# [Exercise objective]
Reproduce all lines of the listing below in which the word "parâmetro" occurs.

·····

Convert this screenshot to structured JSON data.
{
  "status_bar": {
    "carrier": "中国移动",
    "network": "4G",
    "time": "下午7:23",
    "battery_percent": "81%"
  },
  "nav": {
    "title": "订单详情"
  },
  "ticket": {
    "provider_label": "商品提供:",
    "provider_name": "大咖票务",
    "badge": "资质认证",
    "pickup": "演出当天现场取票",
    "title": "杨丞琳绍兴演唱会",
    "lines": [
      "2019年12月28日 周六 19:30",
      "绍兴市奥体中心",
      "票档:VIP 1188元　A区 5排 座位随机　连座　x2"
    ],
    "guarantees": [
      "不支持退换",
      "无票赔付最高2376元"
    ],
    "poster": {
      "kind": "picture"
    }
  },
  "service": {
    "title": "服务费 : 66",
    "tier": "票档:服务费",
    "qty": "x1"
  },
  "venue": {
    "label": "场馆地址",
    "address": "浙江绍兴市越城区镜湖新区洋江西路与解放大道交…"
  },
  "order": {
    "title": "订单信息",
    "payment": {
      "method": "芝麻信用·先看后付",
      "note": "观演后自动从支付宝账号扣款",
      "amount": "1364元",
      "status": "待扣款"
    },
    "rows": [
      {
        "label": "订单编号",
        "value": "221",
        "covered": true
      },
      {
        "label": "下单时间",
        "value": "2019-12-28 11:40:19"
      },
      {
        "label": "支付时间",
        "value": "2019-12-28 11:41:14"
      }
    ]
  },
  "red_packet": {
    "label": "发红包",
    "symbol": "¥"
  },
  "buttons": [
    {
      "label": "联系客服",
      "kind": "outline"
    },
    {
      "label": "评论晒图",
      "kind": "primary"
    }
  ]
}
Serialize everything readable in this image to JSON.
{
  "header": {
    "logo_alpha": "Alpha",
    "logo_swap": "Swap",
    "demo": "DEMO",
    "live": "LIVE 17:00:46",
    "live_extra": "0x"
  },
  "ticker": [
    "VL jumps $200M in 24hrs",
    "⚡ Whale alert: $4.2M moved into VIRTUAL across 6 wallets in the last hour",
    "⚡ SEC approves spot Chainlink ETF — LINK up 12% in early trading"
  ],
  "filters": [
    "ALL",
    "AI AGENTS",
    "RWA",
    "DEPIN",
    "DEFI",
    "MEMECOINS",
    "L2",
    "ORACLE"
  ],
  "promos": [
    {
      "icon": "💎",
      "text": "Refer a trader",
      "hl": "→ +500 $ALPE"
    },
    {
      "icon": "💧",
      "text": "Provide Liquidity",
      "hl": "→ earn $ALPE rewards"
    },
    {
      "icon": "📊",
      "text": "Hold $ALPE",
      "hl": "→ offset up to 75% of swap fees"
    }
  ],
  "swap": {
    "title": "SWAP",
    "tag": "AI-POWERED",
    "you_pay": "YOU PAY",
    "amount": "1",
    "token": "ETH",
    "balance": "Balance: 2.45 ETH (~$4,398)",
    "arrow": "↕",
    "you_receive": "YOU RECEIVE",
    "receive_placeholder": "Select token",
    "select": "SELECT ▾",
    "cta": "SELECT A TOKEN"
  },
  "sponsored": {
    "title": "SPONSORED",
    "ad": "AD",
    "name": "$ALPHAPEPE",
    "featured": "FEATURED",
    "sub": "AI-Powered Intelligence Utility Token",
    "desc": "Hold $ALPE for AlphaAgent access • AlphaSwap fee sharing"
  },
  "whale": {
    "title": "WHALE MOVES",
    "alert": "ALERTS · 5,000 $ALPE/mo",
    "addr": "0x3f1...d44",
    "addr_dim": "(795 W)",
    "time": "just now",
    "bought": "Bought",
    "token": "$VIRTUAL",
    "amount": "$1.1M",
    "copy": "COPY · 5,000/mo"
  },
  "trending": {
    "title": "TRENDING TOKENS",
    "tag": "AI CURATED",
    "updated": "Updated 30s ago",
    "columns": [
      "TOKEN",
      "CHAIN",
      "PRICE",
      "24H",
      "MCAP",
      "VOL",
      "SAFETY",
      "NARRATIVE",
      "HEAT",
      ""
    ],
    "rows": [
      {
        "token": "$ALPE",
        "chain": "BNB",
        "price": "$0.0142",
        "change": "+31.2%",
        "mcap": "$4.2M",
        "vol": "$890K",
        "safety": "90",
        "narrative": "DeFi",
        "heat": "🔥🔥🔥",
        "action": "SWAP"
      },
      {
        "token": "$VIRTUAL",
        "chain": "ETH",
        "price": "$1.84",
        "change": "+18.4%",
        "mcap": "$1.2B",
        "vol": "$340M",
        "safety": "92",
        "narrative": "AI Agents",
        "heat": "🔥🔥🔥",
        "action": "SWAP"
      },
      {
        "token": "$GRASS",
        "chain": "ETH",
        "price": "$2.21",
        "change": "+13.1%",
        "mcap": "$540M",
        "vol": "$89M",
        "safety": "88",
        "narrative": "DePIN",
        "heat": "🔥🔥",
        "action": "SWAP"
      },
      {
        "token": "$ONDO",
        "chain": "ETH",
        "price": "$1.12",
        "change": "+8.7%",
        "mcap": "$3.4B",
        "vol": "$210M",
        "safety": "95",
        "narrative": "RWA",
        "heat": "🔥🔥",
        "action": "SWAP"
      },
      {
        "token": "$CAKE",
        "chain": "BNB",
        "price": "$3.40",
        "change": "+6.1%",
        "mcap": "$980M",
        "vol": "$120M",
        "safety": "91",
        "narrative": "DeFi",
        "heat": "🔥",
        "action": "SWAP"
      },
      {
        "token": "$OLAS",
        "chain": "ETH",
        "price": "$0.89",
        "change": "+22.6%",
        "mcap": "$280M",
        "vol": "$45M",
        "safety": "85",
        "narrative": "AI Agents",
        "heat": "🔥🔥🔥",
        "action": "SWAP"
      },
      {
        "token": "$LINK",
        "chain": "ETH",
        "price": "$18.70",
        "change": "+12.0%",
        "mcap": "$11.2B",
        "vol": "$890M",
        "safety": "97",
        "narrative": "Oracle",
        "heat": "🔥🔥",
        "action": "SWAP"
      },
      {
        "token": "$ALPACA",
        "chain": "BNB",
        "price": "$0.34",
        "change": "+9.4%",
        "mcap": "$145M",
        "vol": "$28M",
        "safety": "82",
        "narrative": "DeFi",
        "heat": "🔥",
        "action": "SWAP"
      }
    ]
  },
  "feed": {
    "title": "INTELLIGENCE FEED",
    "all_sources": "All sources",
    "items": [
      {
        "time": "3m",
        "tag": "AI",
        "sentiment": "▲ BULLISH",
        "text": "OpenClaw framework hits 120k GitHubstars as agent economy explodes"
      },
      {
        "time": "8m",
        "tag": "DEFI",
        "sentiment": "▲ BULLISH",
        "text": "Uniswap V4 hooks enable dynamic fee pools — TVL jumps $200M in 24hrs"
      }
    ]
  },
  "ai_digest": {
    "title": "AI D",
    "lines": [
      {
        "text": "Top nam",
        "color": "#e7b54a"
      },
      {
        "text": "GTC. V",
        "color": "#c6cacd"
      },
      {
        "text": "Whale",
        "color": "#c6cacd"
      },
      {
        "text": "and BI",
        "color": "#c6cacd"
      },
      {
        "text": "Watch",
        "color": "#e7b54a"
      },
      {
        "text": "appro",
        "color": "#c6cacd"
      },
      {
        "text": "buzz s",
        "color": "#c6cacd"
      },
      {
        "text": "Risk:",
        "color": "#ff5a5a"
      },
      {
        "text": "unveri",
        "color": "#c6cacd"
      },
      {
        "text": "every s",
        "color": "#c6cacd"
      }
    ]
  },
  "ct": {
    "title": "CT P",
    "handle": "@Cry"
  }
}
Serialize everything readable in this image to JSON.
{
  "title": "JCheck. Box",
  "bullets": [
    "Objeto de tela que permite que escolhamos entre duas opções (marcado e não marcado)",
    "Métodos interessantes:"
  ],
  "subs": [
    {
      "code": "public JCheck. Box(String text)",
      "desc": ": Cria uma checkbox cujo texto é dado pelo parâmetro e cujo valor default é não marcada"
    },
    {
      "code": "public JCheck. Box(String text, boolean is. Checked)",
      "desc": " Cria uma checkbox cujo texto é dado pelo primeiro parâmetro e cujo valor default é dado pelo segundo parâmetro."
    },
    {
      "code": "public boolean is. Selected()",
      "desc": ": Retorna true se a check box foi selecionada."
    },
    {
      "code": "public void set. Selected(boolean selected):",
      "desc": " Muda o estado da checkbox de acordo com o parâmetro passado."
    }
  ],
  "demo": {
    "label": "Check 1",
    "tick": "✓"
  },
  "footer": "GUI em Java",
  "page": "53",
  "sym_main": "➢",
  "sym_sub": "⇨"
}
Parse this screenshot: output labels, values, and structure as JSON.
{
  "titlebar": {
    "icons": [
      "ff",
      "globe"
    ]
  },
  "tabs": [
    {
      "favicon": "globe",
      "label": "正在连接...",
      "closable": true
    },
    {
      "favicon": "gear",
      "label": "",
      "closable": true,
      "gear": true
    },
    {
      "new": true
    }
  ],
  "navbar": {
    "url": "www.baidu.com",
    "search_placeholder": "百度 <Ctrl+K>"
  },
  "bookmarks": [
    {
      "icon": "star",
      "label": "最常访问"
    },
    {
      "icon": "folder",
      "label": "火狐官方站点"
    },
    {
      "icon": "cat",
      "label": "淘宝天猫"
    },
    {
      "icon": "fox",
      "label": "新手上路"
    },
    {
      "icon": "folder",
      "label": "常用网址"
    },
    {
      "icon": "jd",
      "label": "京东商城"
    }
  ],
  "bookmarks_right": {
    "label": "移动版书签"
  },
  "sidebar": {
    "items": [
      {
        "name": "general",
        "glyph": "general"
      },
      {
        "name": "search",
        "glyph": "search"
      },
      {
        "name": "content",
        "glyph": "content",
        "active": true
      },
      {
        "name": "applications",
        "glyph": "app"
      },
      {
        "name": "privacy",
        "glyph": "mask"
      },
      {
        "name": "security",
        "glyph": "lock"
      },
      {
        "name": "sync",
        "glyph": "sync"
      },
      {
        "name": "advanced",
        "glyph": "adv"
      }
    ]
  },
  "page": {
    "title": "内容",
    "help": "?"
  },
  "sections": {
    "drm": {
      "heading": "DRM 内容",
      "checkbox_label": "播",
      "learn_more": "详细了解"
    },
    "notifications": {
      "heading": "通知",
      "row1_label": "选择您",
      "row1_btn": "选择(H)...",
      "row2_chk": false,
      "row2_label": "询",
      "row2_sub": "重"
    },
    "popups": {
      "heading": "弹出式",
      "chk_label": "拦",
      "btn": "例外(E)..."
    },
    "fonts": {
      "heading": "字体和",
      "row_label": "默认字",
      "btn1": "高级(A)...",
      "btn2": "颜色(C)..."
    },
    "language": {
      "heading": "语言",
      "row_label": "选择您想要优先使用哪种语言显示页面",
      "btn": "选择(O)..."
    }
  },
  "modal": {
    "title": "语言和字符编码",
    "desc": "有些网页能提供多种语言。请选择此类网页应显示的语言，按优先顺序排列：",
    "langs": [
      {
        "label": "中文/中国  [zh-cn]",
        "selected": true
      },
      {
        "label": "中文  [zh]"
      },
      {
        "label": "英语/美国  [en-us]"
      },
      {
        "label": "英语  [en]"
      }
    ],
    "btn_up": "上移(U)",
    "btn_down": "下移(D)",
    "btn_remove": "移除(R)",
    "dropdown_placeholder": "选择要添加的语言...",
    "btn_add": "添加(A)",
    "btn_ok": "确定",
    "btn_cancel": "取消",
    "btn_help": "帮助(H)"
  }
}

·····

# [Output for this exercise]
      "desc": ": Cria uma checkbox cujo texto é dado pelo parâmetro e cujo valor default é não marcada"
      "desc": " Cria uma checkbox cujo texto é dado pelo primeiro parâmetro e cujo valor default é dado pelo segundo parâmetro."
      "desc": " Muda o estado da checkbox de acordo com o parâmetro passado."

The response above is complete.